> Dataset records:
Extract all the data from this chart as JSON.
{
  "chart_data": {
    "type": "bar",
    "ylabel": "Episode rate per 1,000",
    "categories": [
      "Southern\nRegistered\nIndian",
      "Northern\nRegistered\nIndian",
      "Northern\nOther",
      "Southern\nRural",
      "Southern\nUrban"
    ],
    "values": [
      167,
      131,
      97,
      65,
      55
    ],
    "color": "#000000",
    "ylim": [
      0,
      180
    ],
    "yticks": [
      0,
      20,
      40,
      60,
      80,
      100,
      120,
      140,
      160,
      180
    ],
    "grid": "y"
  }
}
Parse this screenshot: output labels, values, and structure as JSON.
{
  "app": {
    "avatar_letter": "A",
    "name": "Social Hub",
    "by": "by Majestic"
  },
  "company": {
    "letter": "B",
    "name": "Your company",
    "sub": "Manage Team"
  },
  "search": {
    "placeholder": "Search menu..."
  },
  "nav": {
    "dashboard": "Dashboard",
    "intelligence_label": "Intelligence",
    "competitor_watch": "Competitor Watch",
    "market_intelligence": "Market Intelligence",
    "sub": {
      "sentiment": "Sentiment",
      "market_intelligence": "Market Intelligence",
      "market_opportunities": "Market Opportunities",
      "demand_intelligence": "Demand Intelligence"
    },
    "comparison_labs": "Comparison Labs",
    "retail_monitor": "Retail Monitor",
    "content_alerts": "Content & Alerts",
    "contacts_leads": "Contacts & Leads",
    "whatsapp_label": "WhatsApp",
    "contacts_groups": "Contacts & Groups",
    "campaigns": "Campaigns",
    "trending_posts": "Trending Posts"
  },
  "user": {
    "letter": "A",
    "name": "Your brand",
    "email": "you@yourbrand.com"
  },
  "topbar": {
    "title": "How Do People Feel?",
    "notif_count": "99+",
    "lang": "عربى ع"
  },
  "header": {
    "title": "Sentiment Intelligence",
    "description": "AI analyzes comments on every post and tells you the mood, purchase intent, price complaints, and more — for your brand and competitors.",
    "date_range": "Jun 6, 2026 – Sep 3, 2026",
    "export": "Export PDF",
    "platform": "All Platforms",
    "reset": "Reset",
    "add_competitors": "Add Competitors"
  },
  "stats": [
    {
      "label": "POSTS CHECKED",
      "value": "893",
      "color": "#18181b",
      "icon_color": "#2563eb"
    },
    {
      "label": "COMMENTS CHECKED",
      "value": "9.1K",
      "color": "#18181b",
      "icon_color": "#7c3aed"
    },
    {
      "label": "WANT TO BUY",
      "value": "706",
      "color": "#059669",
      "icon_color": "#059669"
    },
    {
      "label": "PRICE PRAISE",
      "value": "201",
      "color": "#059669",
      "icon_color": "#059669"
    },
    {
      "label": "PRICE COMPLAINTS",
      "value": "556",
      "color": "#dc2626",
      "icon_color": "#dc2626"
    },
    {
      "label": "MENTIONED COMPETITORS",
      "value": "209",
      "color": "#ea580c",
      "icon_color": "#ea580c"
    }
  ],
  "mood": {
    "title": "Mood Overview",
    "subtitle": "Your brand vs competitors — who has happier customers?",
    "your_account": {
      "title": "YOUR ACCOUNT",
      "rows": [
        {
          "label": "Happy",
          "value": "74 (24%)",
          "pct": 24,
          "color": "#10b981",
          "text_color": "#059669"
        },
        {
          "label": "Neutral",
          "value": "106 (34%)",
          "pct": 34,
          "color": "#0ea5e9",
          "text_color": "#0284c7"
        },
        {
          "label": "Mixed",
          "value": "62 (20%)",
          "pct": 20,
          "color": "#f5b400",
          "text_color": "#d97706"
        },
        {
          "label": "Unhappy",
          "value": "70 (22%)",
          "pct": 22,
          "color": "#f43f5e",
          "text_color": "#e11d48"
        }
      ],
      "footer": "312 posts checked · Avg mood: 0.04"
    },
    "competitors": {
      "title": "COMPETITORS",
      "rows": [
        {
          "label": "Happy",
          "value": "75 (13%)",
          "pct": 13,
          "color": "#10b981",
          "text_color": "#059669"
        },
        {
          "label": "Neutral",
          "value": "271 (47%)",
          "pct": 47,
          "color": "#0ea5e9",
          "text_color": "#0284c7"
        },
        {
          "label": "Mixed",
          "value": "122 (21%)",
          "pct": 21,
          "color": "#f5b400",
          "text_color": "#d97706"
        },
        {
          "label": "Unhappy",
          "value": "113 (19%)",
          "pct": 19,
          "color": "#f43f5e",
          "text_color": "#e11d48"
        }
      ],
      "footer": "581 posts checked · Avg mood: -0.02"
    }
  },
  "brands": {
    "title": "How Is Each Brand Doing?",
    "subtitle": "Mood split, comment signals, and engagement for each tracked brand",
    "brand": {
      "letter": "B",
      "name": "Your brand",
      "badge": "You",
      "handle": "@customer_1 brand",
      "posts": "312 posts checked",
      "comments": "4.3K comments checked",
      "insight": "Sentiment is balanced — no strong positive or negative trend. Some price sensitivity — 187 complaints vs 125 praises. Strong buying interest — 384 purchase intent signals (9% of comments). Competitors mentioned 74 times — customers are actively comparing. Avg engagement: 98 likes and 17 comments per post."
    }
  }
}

> Your objective: Return all of the data exactly as it reads.

> Result for this task:
Extract all the data from this chart as JSON.
{
  "chart_data": {
    "type": "bar",
    "ylabel": "Episode rate per 1,000",
    "categories": [
      "Southern\nRegistered\nIndian",
      "Northern\nRegistered\nIndian",
      "Northern\nOther",
      "Southern\nRural",
      "Southern\nUrban"
    ],
    "values": [
      167,
      131,
      97,
      65,
      55
    ],
    "color": "#000000",
    "ylim": [
      0,
      180
    ],
    "yticks": [
      0,
      20,
      40,
      60,
      80,
      100,
      120,
      140,
      160,
      180
    ],
    "grid": "y"
  }
}
Parse this screenshot: output labels, values, and structure as JSON.
{
  "app": {
    "avatar_letter": "A",
    "name": "Social Hub",
    "by": "by Majestic"
  },
  "company": {
    "letter": "B",
    "name": "Your company",
    "sub": "Manage Team"
  },
  "search": {
    "placeholder": "Search menu..."
  },
  "nav": {
    "dashboard": "Dashboard",
    "intelligence_label": "Intelligence",
    "competitor_watch": "Competitor Watch",
    "market_intelligence": "Market Intelligence",
    "sub": {
      "sentiment": "Sentiment",
      "market_intelligence": "Market Intelligence",
      "market_opportunities": "Market Opportunities",
      "demand_intelligence": "Demand Intelligence"
    },
    "comparison_labs": "Comparison Labs",
    "retail_monitor": "Retail Monitor",
    "content_alerts": "Content & Alerts",
    "contacts_leads": "Contacts & Leads",
    "whatsapp_label": "WhatsApp",
    "contacts_groups": "Contacts & Groups",
    "campaigns": "Campaigns",
    "trending_posts": "Trending Posts"
  },
  "user": {
    "letter": "A",
    "name": "Your brand",
    "email": "you@yourbrand.com"
  },
  "topbar": {
    "title": "How Do People Feel?",
    "notif_count": "99+",
    "lang": "عربى ع"
  },
  "header": {
    "title": "Sentiment Intelligence",
    "description": "AI analyzes comments on every post and tells you the mood, purchase intent, price complaints, and more — for your brand and competitors.",
    "date_range": "Jun 6, 2026 – Sep 3, 2026",
    "export": "Export PDF",
    "platform": "All Platforms",
    "reset": "Reset",
    "add_competitors": "Add Competitors"
  },
  "stats": [
    {
      "label": "POSTS CHECKED",
      "value": "893",
      "color": "#18181b",
      "icon_color": "#2563eb"
    },
    {
      "label": "COMMENTS CHECKED",
      "value": "9.1K",
      "color": "#18181b",
      "icon_color": "#7c3aed"
    },
    {
      "label": "WANT TO BUY",
      "value": "706",
      "color": "#059669",
      "icon_color": "#059669"
    },
    {
      "label": "PRICE PRAISE",
      "value": "201",
      "color": "#059669",
      "icon_color": "#059669"
    },
    {
      "label": "PRICE COMPLAINTS",
      "value": "556",
      "color": "#dc2626",
      "icon_color": "#dc2626"
    },
    {
      "label": "MENTIONED COMPETITORS",
      "value": "209",
      "color": "#ea580c",
      "icon_color": "#ea580c"
    }
  ],
  "mood": {
    "title": "Mood Overview",
    "subtitle": "Your brand vs competitors — who has happier customers?",
    "your_account": {
      "title": "YOUR ACCOUNT",
      "rows": [
        {
          "label": "Happy",
          "value": "74 (24%)",
          "pct": 24,
          "color": "#10b981",
          "text_color": "#059669"
        },
        {
          "label": "Neutral",
          "value": "106 (34%)",
          "pct": 34,
          "color": "#0ea5e9",
          "text_color": "#0284c7"
        },
        {
          "label": "Mixed",
          "value": "62 (20%)",
          "pct": 20,
          "color": "#f5b400",
          "text_color": "#d97706"
        },
        {
          "label": "Unhappy",
          "value": "70 (22%)",
          "pct": 22,
          "color": "#f43f5e",
          "text_color": "#e11d48"
        }
      ],
      "footer": "312 posts checked · Avg mood: 0.04"
    },
    "competitors": {
      "title": "COMPETITORS",
      "rows": [
        {
          "label": "Happy",
          "value": "75 (13%)",
          "pct": 13,
          "color": "#10b981",
          "text_color": "#059669"
        },
        {
          "label": "Neutral",
          "value": "271 (47%)",
          "pct": 47,
          "color": "#0ea5e9",
          "text_color": "#0284c7"
        },
        {
          "label": "Mixed",
          "value": "122 (21%)",
          "pct": 21,
          "color": "#f5b400",
          "text_color": "#d97706"
        },
        {
          "label": "Unhappy",
          "value": "113 (19%)",
          "pct": 19,
          "color": "#f43f5e",
          "text_color": "#e11d48"
        }
      ],
      "footer": "581 posts checked · Avg mood: -0.02"
    }
  },
  "brands": {
    "title": "How Is Each Brand Doing?",
    "subtitle": "Mood split, comment signals, and engagement for each tracked brand",
    "brand": {
      "letter": "B",
      "name": "Your brand",
      "badge": "You",
      "handle": "@customer_1 brand",
      "posts": "312 posts checked",
      "comments": "4.3K comments checked",
      "insight": "Sentiment is balanced — no strong positive or negative trend. Some price sensitivity — 187 complaints vs 125 praises. Strong buying interest — 384 purchase intent signals (9% of comments). Competitors mentioned 74 times — customers are actively comparing. Avg engagement: 98 likes and 17 comments per post."
    }
  }
}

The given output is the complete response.